### Task goal
Each record below is to be reproduced without any change.
------ Material provided
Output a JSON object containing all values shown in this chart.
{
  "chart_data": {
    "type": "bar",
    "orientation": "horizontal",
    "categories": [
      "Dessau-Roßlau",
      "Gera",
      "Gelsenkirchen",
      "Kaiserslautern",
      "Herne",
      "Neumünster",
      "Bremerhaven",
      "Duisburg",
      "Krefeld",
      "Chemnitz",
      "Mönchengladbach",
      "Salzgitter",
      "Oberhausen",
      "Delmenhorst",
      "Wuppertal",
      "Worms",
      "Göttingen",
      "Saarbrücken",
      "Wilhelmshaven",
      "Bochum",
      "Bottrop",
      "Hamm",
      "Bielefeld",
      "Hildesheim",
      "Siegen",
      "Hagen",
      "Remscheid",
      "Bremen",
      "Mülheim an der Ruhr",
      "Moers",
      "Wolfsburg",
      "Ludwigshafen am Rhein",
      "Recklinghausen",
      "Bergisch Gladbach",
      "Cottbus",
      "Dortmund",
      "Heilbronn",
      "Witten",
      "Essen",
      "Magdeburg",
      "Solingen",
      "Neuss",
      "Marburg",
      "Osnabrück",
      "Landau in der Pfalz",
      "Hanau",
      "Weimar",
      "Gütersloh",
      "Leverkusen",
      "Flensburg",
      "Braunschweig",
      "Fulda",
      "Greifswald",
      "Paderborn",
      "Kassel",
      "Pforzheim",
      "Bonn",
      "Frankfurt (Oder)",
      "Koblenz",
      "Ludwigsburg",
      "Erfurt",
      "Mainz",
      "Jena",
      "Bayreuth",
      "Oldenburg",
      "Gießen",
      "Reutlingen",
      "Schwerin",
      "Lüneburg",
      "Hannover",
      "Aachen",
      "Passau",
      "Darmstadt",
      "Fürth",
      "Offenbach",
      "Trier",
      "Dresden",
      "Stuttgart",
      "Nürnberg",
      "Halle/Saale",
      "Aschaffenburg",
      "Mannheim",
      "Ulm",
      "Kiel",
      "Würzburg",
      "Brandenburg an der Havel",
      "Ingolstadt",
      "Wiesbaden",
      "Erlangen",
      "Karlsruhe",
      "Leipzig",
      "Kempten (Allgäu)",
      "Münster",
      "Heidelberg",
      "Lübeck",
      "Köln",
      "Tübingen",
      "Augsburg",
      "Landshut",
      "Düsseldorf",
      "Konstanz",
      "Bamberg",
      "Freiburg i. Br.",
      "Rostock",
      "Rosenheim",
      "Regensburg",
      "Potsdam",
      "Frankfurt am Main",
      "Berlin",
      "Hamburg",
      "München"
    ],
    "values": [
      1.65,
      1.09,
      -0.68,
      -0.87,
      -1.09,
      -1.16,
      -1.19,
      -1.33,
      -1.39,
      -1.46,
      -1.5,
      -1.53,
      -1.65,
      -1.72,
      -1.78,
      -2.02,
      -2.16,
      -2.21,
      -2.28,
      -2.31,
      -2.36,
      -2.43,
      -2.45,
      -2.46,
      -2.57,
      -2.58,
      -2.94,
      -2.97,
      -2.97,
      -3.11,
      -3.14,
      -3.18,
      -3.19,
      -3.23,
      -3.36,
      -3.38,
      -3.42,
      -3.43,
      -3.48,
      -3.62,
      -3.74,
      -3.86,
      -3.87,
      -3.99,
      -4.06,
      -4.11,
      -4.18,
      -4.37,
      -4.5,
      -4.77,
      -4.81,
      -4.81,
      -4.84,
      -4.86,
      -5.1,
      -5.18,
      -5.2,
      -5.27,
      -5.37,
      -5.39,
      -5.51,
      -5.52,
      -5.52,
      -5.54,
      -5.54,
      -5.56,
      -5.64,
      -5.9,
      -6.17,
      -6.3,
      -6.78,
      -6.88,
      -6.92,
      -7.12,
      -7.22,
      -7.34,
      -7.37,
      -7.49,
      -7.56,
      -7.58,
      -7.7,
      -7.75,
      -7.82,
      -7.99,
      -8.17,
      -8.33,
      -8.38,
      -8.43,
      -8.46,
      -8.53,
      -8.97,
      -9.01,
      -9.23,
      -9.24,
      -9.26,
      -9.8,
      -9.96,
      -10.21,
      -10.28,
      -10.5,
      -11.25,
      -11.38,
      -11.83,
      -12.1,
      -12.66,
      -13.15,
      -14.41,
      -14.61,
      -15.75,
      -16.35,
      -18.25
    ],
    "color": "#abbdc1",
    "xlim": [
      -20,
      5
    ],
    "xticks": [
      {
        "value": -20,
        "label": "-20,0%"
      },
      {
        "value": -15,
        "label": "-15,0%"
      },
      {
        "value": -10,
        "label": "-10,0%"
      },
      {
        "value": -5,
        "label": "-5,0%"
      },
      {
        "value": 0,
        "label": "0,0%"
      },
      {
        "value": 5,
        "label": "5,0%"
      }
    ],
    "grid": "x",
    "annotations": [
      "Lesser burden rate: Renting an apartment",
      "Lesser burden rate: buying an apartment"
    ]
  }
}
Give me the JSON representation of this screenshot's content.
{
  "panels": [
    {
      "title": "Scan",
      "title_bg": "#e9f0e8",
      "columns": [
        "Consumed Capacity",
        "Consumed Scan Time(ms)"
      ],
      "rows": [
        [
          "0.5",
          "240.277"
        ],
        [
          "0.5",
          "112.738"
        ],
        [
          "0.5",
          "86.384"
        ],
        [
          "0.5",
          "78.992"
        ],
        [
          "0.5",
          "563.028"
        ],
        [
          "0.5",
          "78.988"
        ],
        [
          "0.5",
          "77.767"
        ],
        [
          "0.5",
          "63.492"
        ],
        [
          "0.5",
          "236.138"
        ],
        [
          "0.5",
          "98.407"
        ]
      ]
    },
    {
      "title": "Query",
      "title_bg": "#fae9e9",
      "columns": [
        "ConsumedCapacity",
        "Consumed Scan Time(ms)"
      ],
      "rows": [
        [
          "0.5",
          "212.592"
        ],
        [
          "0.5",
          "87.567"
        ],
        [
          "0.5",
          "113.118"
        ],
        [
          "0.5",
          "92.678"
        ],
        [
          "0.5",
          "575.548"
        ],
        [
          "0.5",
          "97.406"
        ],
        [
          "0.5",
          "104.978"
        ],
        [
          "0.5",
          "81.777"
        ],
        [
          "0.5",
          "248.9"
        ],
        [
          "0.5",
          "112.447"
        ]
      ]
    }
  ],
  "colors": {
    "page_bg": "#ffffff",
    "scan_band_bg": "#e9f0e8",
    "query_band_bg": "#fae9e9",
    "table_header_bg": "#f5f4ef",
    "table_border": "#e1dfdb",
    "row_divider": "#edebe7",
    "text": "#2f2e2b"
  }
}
------------
### Completed exercise
Output a JSON object containing all values shown in this chart.
{
  "chart_data": {
    "type": "bar",
    "orientation": "horizontal",
    "categories": [
      "Dessau-Roßlau",
      "Gera",
      "Gelsenkirchen",
      "Kaiserslautern",
      "Herne",
      "Neumünster",
      "Bremerhaven",
      "Duisburg",
      "Krefeld",
      "Chemnitz",
      "Mönchengladbach",
      "Salzgitter",
      "Oberhausen",
      "Delmenhorst",
      "Wuppertal",
      "Worms",
      "Göttingen",
      "Saarbrücken",
      "Wilhelmshaven",
      "Bochum",
      "Bottrop",
      "Hamm",
      "Bielefeld",
      "Hildesheim",
      "Siegen",
      "Hagen",
      "Remscheid",
      "Bremen",
      "Mülheim an der Ruhr",
      "Moers",
      "Wolfsburg",
      "Ludwigshafen am Rhein",
      "Recklinghausen",
      "Bergisch Gladbach",
      "Cottbus",
      "Dortmund",
      "Heilbronn",
      "Witten",
      "Essen",
      "Magdeburg",
      "Solingen",
      "Neuss",
      "Marburg",
      "Osnabrück",
      "Landau in der Pfalz",
      "Hanau",
      "Weimar",
      "Gütersloh",
      "Leverkusen",
      "Flensburg",
      "Braunschweig",
      "Fulda",
      "Greifswald",
      "Paderborn",
      "Kassel",
      "Pforzheim",
      "Bonn",
      "Frankfurt (Oder)",
      "Koblenz",
      "Ludwigsburg",
      "Erfurt",
      "Mainz",
      "Jena",
      "Bayreuth",
      "Oldenburg",
      "Gießen",
      "Reutlingen",
      "Schwerin",
      "Lüneburg",
      "Hannover",
      "Aachen",
      "Passau",
      "Darmstadt",
      "Fürth",
      "Offenbach",
      "Trier",
      "Dresden",
      "Stuttgart",
      "Nürnberg",
      "Halle/Saale",
      "Aschaffenburg",
      "Mannheim",
      "Ulm",
      "Kiel",
      "Würzburg",
      "Brandenburg an der Havel",
      "Ingolstadt",
      "Wiesbaden",
      "Erlangen",
      "Karlsruhe",
      "Leipzig",
      "Kempten (Allgäu)",
      "Münster",
      "Heidelberg",
      "Lübeck",
      "Köln",
      "Tübingen",
      "Augsburg",
      "Landshut",
      "Düsseldorf",
      "Konstanz",
      "Bamberg",
      "Freiburg i. Br.",
      "Rostock",
      "Rosenheim",
      "Regensburg",
      "Potsdam",
      "Frankfurt am Main",
      "Berlin",
      "Hamburg",
      "München"
    ],
    "values": [
      1.65,
      1.09,
      -0.68,
      -0.87,
      -1.09,
      -1.16,
      -1.19,
      -1.33,
      -1.39,
      -1.46,
      -1.5,
      -1.53,
      -1.65,
      -1.72,
      -1.78,
      -2.02,
      -2.16,
      -2.21,
      -2.28,
      -2.31,
      -2.36,
      -2.43,
      -2.45,
      -2.46,
      -2.57,
      -2.58,
      -2.94,
      -2.97,
      -2.97,
      -3.11,
      -3.14,
      -3.18,
      -3.19,
      -3.23,
      -3.36,
      -3.38,
      -3.42,
      -3.43,
      -3.48,
      -3.62,
      -3.74,
      -3.86,
      -3.87,
      -3.99,
      -4.06,
      -4.11,
      -4.18,
      -4.37,
      -4.5,
      -4.77,
      -4.81,
      -4.81,
      -4.84,
      -4.86,
      -5.1,
      -5.18,
      -5.2,
      -5.27,
      -5.37,
      -5.39,
      -5.51,
      -5.52,
      -5.52,
      -5.54,
      -5.54,
      -5.56,
      -5.64,
      -5.9,
      -6.17,
      -6.3,
      -6.78,
      -6.88,
      -6.92,
      -7.12,
      -7.22,
      -7.34,
      -7.37,
      -7.49,
      -7.56,
      -7.58,
      -7.7,
      -7.75,
      -7.82,
      -7.99,
      -8.17,
      -8.33,
      -8.38,
      -8.43,
      -8.46,
      -8.53,
      -8.97,
      -9.01,
      -9.23,
      -9.24,
      -9.26,
      -9.8,
      -9.96,
      -10.21,
      -10.28,
      -10.5,
      -11.25,
      -11.38,
      -11.83,
      -12.1,
      -12.66,
      -13.15,
      -14.41,
      -14.61,
      -15.75,
      -16.35,
      -18.25
    ],
    "color": "#abbdc1",
    "xlim": [
      -20,
      5
    ],
    "xticks": [
      {
        "value": -20,
        "label": "-20,0%"
      },
      {
        "value": -15,
        "label": "-15,0%"
      },
      {
        "value": -10,
        "label": "-10,0%"
      },
      {
        "value": -5,
        "label": "-5,0%"
      },
      {
        "value": 0,
        "label": "0,0%"
      },
      {
        "value": 5,
        "label": "5,0%"
      }
    ],
    "grid": "x",
    "annotations": [
      "Lesser burden rate: Renting an apartment",
      "Lesser burden rate: buying an apartment"
    ]
  }
}
Give me the JSON representation of this screenshot's content.
{
  "panels": [
    {
      "title": "Scan",
      "title_bg": "#e9f0e8",
      "columns": [
        "Consumed Capacity",
        "Consumed Scan Time(ms)"
      ],
      "rows": [
        [
          "0.5",
          "240.277"
        ],
        [
          "0.5",
          "112.738"
        ],
        [
          "0.5",
          "86.384"
        ],
        [
          "0.5",
          "78.992"
        ],
        [
          "0.5",
          "563.028"
        ],
        [
          "0.5",
          "78.988"
        ],
        [
          "0.5",
          "77.767"
        ],
        [
          "0.5",
          "63.492"
        ],
        [
          "0.5",
          "236.138"
        ],
        [
          "0.5",
          "98.407"
        ]
      ]
    },
    {
      "title": "Query",
      "title_bg": "#fae9e9",
      "columns": [
        "ConsumedCapacity",
        "Consumed Scan Time(ms)"
      ],
      "rows": [
        [
          "0.5",
          "212.592"
        ],
        [
          "0.5",
          "87.567"
        ],
        [
          "0.5",
          "113.118"
        ],
        [
          "0.5",
          "92.678"
        ],
        [
          "0.5",
          "575.548"
        ],
        [
          "0.5",
          "97.406"
        ],
        [
          "0.5",
          "104.978"
        ],
        [
          "0.5",
          "81.777"
        ],
        [
          "0.5",
          "248.9"
        ],
        [
          "0.5",
          "112.447"
        ]
      ]
    }
  ],
  "colors": {
    "page_bg": "#ffffff",
    "scan_band_bg": "#e9f0e8",
    "query_band_bg": "#fae9e9",
    "table_header_bg": "#f5f4ef",
    "table_border": "#e1dfdb",
    "row_divider": "#edebe7",
    "text": "#2f2e2b"
  }
}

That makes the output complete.